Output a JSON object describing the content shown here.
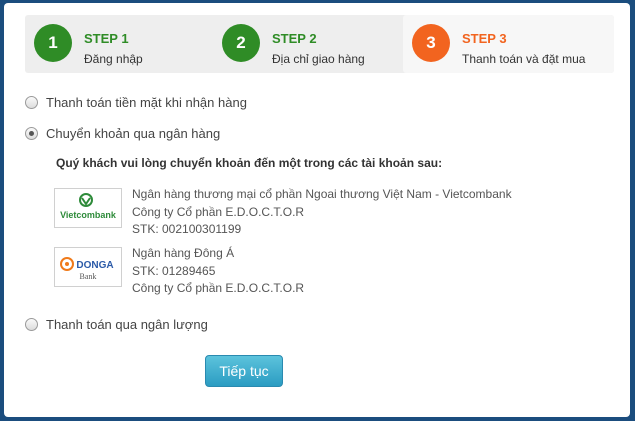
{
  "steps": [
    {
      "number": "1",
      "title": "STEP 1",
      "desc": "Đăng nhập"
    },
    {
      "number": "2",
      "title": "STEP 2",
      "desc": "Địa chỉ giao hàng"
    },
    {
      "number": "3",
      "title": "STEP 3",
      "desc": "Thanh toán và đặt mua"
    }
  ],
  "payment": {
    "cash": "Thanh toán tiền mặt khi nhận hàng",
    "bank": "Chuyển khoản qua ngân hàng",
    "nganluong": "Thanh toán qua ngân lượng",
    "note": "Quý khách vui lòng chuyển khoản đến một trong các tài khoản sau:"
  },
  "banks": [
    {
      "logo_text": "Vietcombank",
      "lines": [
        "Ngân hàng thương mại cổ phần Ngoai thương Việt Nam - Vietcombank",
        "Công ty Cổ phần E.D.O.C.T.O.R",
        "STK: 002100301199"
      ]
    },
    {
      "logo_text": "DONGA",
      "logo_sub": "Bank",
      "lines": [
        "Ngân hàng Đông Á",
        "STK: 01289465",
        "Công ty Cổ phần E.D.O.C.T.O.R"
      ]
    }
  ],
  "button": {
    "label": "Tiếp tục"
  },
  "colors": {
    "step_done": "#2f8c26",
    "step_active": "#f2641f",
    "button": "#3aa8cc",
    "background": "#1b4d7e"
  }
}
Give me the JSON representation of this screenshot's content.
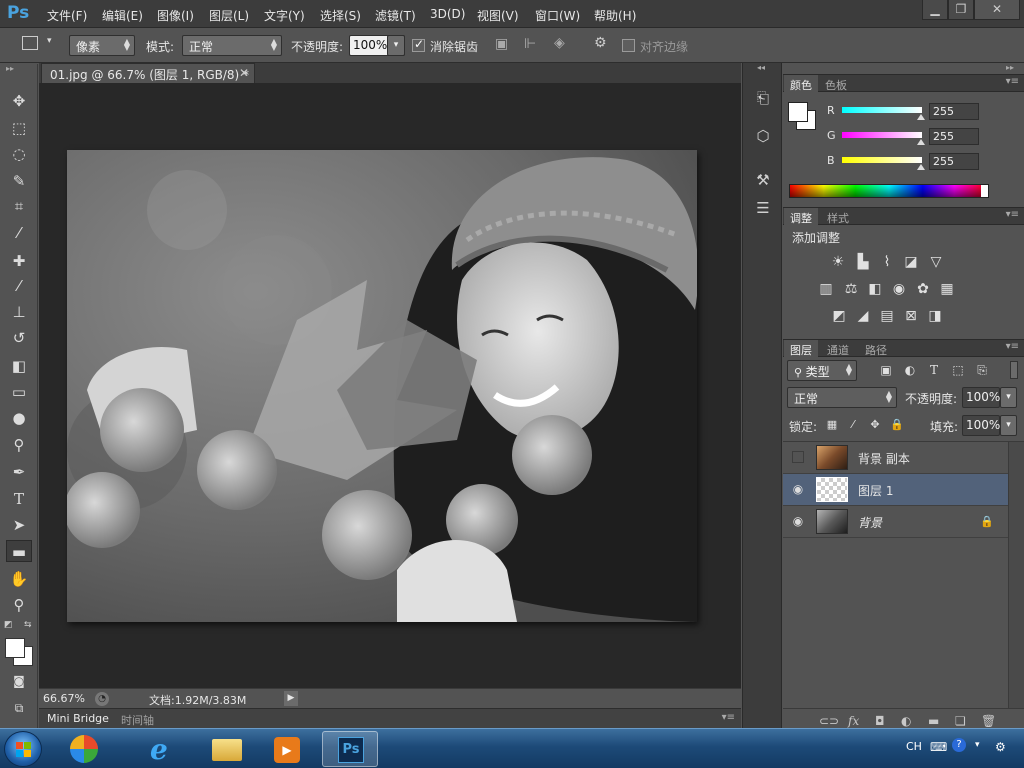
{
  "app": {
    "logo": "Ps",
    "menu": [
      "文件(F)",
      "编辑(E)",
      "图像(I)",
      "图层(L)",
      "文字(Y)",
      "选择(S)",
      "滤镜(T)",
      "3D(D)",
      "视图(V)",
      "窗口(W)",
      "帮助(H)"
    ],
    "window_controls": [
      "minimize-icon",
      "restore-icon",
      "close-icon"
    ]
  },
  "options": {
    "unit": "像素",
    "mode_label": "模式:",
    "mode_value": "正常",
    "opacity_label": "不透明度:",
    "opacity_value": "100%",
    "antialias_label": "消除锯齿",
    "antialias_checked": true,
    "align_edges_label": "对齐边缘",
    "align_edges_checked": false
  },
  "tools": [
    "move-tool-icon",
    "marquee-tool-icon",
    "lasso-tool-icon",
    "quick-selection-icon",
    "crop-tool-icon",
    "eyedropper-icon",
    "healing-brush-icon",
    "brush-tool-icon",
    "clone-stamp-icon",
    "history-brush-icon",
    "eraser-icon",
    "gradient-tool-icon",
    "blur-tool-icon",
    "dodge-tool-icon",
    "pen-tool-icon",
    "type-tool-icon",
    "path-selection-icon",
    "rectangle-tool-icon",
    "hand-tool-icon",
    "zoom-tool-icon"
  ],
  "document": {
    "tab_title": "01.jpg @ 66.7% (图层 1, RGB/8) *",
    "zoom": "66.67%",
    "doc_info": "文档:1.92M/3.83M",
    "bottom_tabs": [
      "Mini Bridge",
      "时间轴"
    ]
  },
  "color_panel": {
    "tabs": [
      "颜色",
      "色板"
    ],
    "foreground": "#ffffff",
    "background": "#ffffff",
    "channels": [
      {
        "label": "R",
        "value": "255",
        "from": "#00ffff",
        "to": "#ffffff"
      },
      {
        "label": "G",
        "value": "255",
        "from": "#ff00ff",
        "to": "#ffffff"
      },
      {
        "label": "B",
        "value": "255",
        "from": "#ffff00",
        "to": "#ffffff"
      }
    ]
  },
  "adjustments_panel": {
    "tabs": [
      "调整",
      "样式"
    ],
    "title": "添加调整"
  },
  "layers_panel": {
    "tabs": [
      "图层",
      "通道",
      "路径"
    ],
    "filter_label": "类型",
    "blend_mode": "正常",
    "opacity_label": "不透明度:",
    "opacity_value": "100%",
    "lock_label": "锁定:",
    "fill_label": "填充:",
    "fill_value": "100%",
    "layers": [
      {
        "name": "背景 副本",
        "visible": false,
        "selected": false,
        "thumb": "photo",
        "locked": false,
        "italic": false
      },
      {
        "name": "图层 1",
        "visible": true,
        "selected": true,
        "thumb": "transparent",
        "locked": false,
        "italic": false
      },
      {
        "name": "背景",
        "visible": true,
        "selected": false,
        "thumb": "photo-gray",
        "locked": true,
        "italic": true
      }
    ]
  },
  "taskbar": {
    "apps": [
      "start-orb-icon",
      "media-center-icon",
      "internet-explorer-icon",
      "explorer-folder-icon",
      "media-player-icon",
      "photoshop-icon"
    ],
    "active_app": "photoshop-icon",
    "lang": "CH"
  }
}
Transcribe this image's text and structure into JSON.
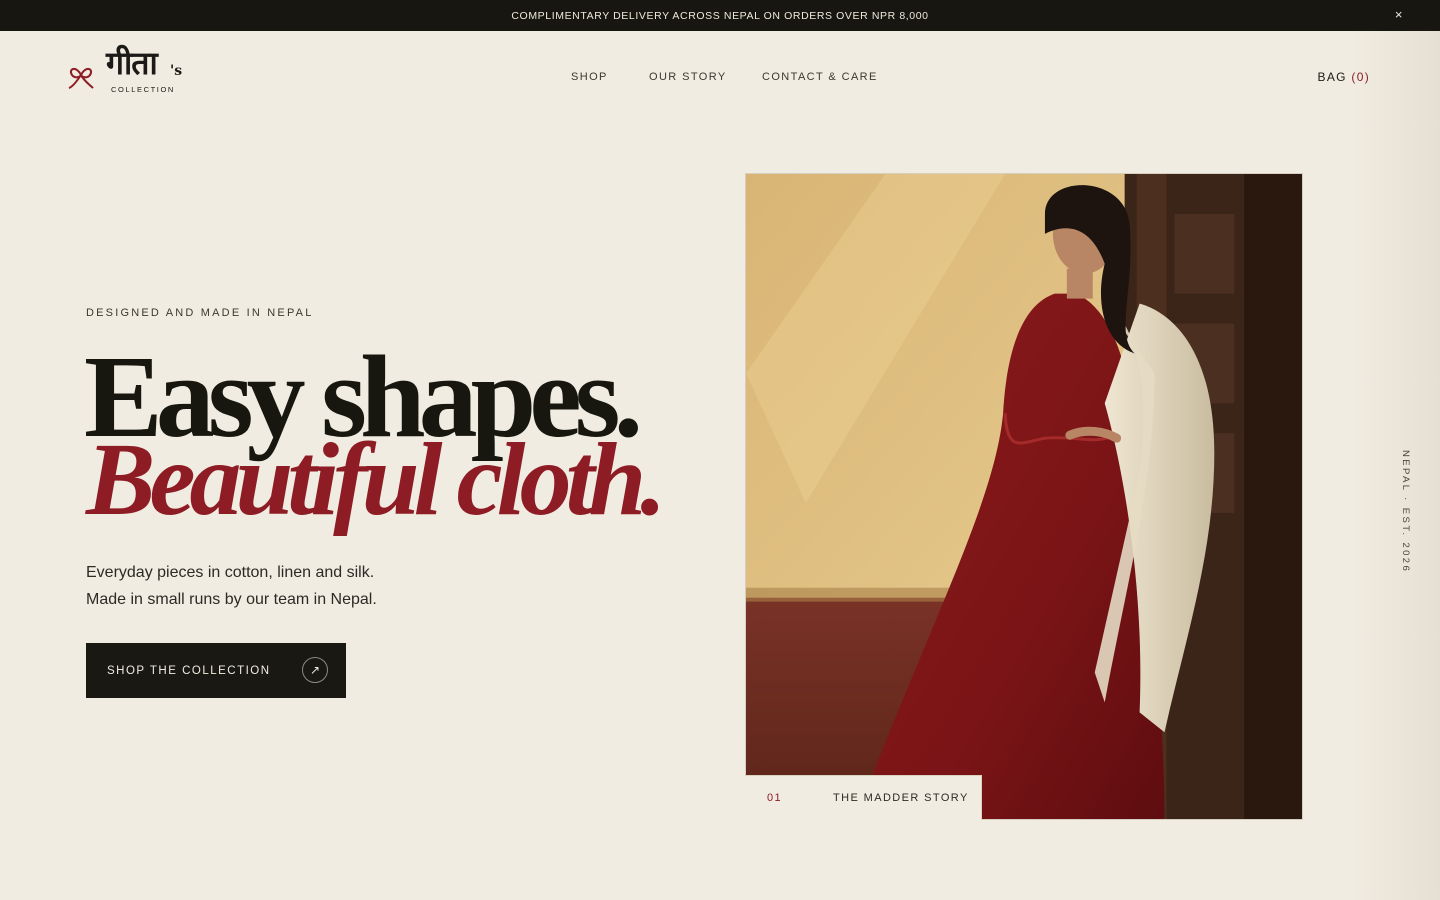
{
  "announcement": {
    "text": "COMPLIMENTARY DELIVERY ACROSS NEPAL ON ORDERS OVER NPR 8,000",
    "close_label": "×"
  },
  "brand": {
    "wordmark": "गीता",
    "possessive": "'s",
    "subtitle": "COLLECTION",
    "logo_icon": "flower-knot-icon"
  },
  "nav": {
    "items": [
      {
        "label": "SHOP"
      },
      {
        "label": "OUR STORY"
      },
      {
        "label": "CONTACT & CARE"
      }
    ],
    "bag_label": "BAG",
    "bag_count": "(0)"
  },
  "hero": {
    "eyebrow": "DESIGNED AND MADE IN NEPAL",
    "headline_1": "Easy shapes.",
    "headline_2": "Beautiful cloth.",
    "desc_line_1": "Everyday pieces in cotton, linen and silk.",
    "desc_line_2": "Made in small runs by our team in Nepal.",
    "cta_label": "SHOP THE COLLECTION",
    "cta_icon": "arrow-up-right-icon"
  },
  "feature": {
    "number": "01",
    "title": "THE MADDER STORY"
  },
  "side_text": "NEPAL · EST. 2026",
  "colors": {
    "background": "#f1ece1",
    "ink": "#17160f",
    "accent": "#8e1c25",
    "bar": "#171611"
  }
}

----------------------------------------

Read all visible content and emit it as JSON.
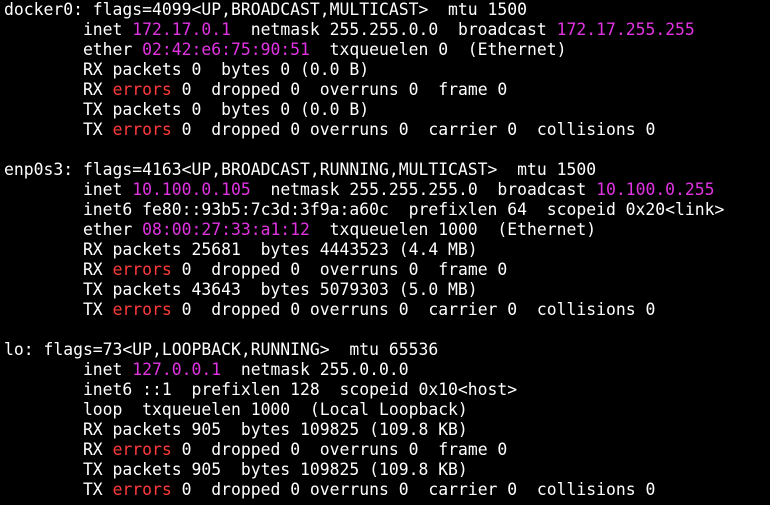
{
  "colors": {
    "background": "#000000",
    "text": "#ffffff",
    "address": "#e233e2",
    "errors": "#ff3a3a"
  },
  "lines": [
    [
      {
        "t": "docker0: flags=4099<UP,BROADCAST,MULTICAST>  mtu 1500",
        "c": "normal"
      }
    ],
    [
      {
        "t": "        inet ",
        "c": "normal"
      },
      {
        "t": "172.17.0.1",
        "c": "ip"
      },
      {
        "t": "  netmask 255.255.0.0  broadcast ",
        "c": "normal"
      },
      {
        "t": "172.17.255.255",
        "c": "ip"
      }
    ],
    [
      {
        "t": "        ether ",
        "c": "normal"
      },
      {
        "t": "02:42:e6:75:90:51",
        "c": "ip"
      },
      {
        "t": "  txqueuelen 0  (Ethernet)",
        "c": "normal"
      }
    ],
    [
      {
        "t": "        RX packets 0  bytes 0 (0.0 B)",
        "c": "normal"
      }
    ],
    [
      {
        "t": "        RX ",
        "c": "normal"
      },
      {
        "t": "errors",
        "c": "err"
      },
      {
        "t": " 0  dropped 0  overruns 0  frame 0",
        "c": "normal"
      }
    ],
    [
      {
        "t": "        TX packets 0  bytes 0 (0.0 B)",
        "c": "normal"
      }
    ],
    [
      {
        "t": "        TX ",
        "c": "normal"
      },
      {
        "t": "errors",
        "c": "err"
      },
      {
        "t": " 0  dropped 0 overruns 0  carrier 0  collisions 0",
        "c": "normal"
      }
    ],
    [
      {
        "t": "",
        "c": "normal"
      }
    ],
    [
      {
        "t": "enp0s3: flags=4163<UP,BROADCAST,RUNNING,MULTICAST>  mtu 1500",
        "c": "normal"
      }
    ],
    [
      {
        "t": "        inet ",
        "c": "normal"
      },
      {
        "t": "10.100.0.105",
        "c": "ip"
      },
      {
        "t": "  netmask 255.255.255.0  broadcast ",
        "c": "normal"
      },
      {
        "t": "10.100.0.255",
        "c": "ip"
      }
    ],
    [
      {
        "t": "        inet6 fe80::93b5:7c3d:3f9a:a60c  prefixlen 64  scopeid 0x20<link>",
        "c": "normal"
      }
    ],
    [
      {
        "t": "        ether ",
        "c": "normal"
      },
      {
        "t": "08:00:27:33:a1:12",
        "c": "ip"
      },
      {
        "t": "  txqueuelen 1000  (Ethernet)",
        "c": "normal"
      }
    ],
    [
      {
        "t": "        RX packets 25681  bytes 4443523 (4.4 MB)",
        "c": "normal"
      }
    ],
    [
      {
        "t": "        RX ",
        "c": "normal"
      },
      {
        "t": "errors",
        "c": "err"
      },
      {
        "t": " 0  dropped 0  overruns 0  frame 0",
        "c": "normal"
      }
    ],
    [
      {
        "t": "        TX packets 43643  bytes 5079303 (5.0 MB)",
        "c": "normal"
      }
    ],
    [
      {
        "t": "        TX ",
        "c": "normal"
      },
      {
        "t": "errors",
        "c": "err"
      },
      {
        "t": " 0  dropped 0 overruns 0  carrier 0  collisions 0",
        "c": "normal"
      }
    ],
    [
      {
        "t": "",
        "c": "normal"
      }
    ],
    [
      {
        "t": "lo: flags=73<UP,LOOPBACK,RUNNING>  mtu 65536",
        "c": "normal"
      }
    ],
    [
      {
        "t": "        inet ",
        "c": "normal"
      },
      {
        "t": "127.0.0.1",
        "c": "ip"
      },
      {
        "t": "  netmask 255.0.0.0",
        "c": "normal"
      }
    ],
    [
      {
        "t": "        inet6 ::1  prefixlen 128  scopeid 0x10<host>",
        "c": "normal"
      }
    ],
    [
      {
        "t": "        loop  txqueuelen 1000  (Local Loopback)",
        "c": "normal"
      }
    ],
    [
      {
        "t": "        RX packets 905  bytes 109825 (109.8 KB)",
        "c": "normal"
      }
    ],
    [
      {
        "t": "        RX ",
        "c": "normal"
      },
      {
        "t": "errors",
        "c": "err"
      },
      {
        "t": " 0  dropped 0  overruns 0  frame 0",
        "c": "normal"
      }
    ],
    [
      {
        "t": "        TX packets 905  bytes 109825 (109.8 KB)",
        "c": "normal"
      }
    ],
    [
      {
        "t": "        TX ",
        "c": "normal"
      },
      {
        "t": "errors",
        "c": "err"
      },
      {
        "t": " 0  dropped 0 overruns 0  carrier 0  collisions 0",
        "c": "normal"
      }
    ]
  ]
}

----------------------------------------

▶ What is expected
Count how many lines above contain the word "selection". Reply with the number alone.

▶ Written reply
2